→ **Data listing**:
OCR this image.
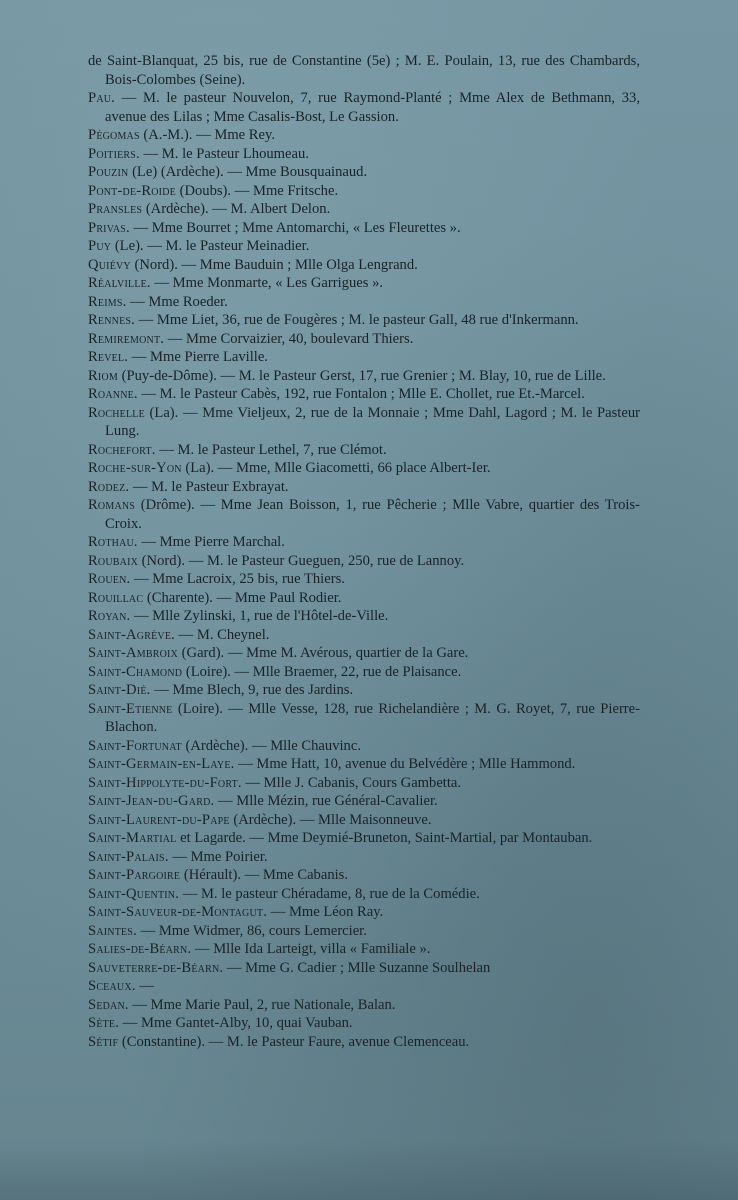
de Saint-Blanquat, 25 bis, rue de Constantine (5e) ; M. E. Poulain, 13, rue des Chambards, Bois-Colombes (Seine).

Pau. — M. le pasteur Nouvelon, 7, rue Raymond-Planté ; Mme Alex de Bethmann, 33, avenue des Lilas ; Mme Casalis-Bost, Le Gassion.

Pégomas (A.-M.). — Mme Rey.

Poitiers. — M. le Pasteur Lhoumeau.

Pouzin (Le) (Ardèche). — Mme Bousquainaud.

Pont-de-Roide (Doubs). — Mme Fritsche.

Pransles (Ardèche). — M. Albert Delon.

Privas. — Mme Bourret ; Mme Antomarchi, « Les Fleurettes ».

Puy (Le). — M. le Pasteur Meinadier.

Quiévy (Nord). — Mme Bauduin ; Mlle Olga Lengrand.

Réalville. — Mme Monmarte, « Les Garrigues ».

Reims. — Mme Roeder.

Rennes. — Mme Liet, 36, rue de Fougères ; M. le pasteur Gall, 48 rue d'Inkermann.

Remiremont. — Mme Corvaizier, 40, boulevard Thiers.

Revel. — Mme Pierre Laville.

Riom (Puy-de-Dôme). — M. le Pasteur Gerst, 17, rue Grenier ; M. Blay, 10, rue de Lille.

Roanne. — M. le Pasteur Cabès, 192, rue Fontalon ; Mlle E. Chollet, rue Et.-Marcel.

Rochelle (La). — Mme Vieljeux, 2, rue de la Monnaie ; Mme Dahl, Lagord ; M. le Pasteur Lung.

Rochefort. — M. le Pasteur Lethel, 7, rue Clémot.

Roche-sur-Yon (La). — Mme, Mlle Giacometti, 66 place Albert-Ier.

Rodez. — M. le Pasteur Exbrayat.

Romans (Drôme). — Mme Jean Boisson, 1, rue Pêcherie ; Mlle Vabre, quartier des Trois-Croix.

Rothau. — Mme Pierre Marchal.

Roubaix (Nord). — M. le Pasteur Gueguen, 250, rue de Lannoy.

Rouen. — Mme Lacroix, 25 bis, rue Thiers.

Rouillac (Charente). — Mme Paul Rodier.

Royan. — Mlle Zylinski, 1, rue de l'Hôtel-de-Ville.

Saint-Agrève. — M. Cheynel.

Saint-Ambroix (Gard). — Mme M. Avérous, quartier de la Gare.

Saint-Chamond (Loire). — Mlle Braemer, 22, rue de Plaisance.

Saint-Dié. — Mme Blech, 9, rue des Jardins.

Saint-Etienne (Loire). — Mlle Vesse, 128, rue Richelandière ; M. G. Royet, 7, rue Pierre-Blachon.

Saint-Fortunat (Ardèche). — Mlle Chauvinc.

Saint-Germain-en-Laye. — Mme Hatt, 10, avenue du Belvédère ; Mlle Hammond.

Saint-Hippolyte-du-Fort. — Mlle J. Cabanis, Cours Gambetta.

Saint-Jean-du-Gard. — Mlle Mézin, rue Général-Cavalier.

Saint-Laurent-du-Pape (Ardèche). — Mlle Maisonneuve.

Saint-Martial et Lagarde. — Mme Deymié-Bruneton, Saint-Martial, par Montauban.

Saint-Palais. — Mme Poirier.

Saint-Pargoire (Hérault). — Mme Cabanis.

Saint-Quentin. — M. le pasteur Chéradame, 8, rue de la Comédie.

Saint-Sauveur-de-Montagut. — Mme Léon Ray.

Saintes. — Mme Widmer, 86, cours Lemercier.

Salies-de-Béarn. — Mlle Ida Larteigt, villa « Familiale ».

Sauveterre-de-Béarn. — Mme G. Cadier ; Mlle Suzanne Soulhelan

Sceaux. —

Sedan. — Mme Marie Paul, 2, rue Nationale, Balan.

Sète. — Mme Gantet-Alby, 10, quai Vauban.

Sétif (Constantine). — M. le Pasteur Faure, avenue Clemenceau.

→ **What the task requires**:
Copy every line above in which the string "quartier" shows up.

→ **Answer to this problem**:
Romans (Drôme). — Mme Jean Boisson, 1, rue Pêcherie ; Mlle Vabre, quartier des Trois-Croix.
Saint-Ambroix (Gard). — Mme M. Avérous, quartier de la Gare.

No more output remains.